Write out each line in which the string "icon" is present.

Records for the task:
---+---

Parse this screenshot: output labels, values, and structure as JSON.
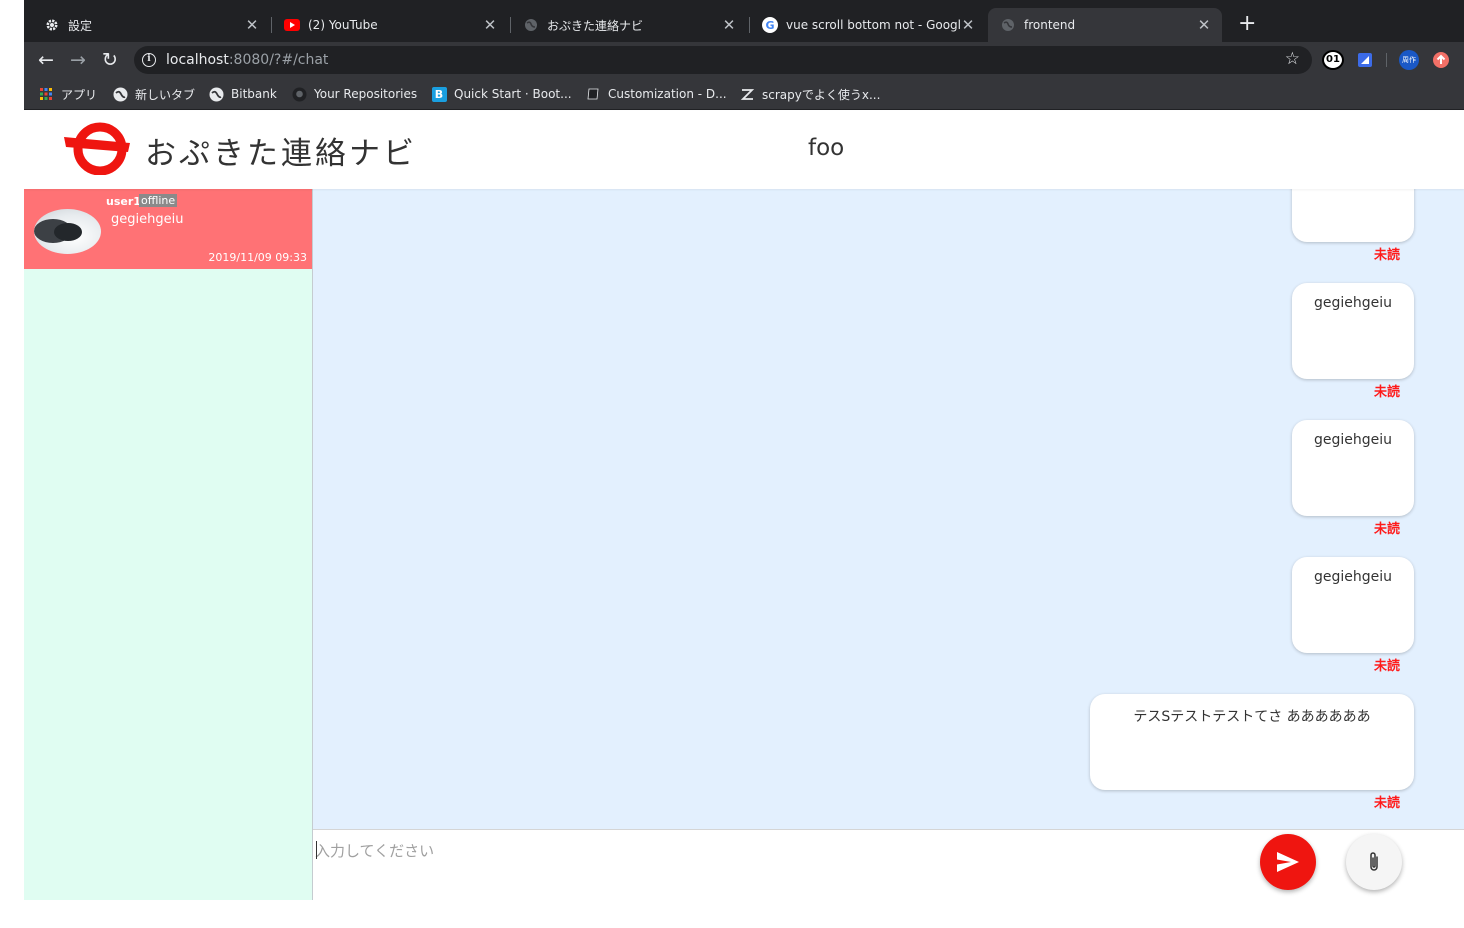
{
  "browser": {
    "tabs": [
      {
        "title": "設定",
        "icon": "gear-icon"
      },
      {
        "title": "(2) YouTube",
        "icon": "youtube-icon"
      },
      {
        "title": "おぷきた連絡ナビ",
        "icon": "globe-icon"
      },
      {
        "title": "vue scroll bottom not - Google",
        "icon": "google-icon"
      },
      {
        "title": "frontend",
        "icon": "globe-icon"
      }
    ],
    "new_tab_label": "+",
    "address": {
      "host": "localhost",
      "path": ":8080/?#/chat"
    },
    "extensions": {
      "counter": "01",
      "ext_label": "周作"
    },
    "bookmarks": [
      {
        "label": "アプリ",
        "icon": "apps-grid-icon"
      },
      {
        "label": "新しいタブ",
        "icon": "globe-icon"
      },
      {
        "label": "Bitbank",
        "icon": "globe-icon"
      },
      {
        "label": "Your Repositories",
        "icon": "github-icon"
      },
      {
        "label": "Quick Start · Boot...",
        "icon": "bootstrap-icon"
      },
      {
        "label": "Customization - D...",
        "icon": "book-icon"
      },
      {
        "label": "scrapyでよく使うx...",
        "icon": "zenn-icon"
      }
    ]
  },
  "app": {
    "name": "おぷきた連絡ナビ",
    "room_title": "foo",
    "accent": "#ef1510"
  },
  "rooms": [
    {
      "user": "user1",
      "status": "offline",
      "last_message": "gegiehgeiu",
      "time": "2019/11/09 09:33"
    }
  ],
  "messages": [
    {
      "text": "",
      "status": "未読"
    },
    {
      "text": "gegiehgeiu",
      "status": "未読"
    },
    {
      "text": "gegiehgeiu",
      "status": "未読"
    },
    {
      "text": "gegiehgeiu",
      "status": "未読"
    },
    {
      "text": "テスSテストテストてさ ああああああ",
      "status": "未読"
    }
  ],
  "composer": {
    "placeholder": "入力してください"
  }
}
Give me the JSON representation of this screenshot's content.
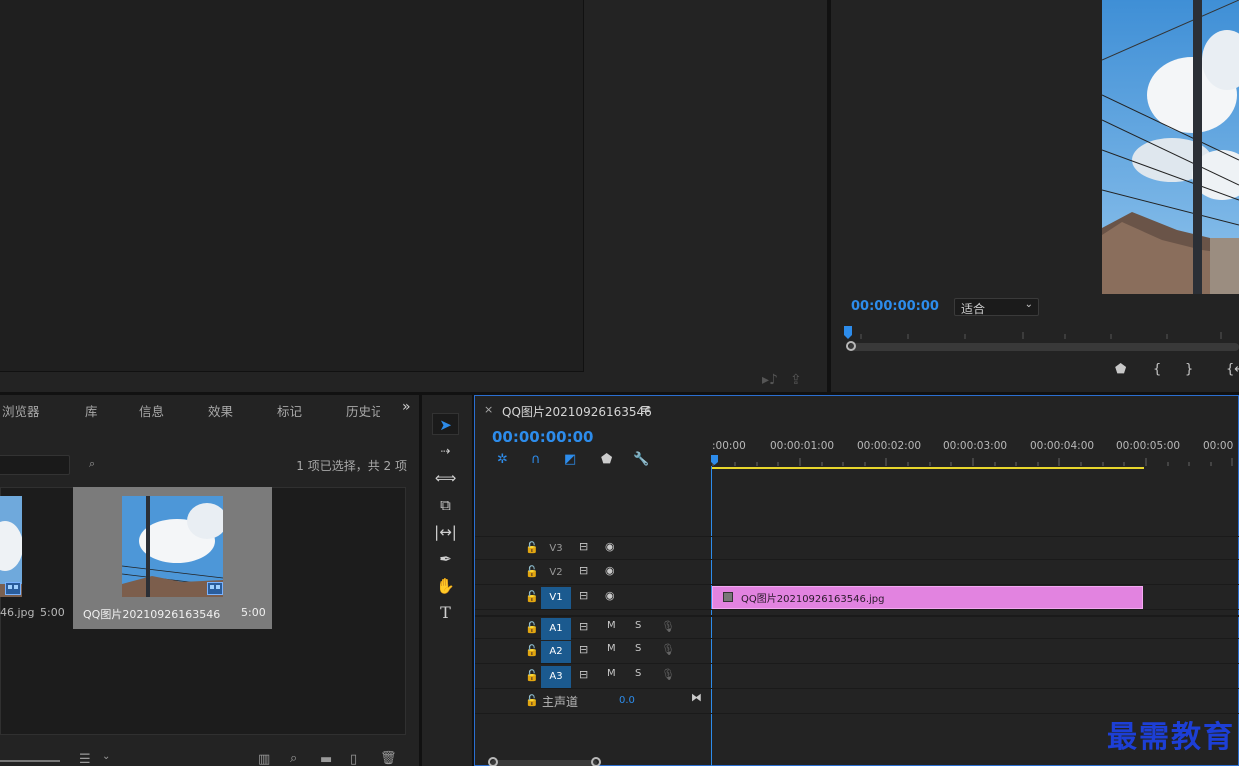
{
  "program": {
    "timecode": "00:00:00:00",
    "fit_label": "适合"
  },
  "project": {
    "tabs": [
      "浏览器",
      "库",
      "信息",
      "效果",
      "标记",
      "历史记"
    ],
    "selection_count": "1 项已选择，共 2 项",
    "items": [
      {
        "name": "46.jpg",
        "duration": "5:00"
      },
      {
        "name": "QQ图片20210926163546",
        "duration": "5:00"
      }
    ]
  },
  "timeline": {
    "close": "×",
    "sequence_name": "QQ图片20210926163546",
    "menu": "≡",
    "timecode": "00:00:00:00",
    "ruler": [
      ":00:00",
      "00:00:01:00",
      "00:00:02:00",
      "00:00:03:00",
      "00:00:04:00",
      "00:00:05:00",
      "00:00"
    ],
    "video_tracks": [
      "V3",
      "V2",
      "V1"
    ],
    "audio_tracks": [
      "A1",
      "A2",
      "A3"
    ],
    "mute": "M",
    "solo": "S",
    "master_label": "主声道",
    "master_value": "0.0",
    "clip_name": "QQ图片20210926163546.jpg"
  },
  "watermark": "最需教育",
  "colors": {
    "accent": "#2d8ceb",
    "clip": "#e283e0",
    "track_active": "#1b5a8f",
    "duration_bar": "#e8d62c"
  }
}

---+---

The output:
        "icon": "gear-icon"
        "icon": "youtube-icon"
        "icon": "globe-icon"
        "icon": "google-icon"
        "icon": "globe-icon"
        "icon": "apps-grid-icon"
        "icon": "globe-icon"
        "icon": "globe-icon"
        "icon": "github-icon"
        "icon": "bootstrap-icon"
        "icon": "book-icon"
        "icon": "zenn-icon"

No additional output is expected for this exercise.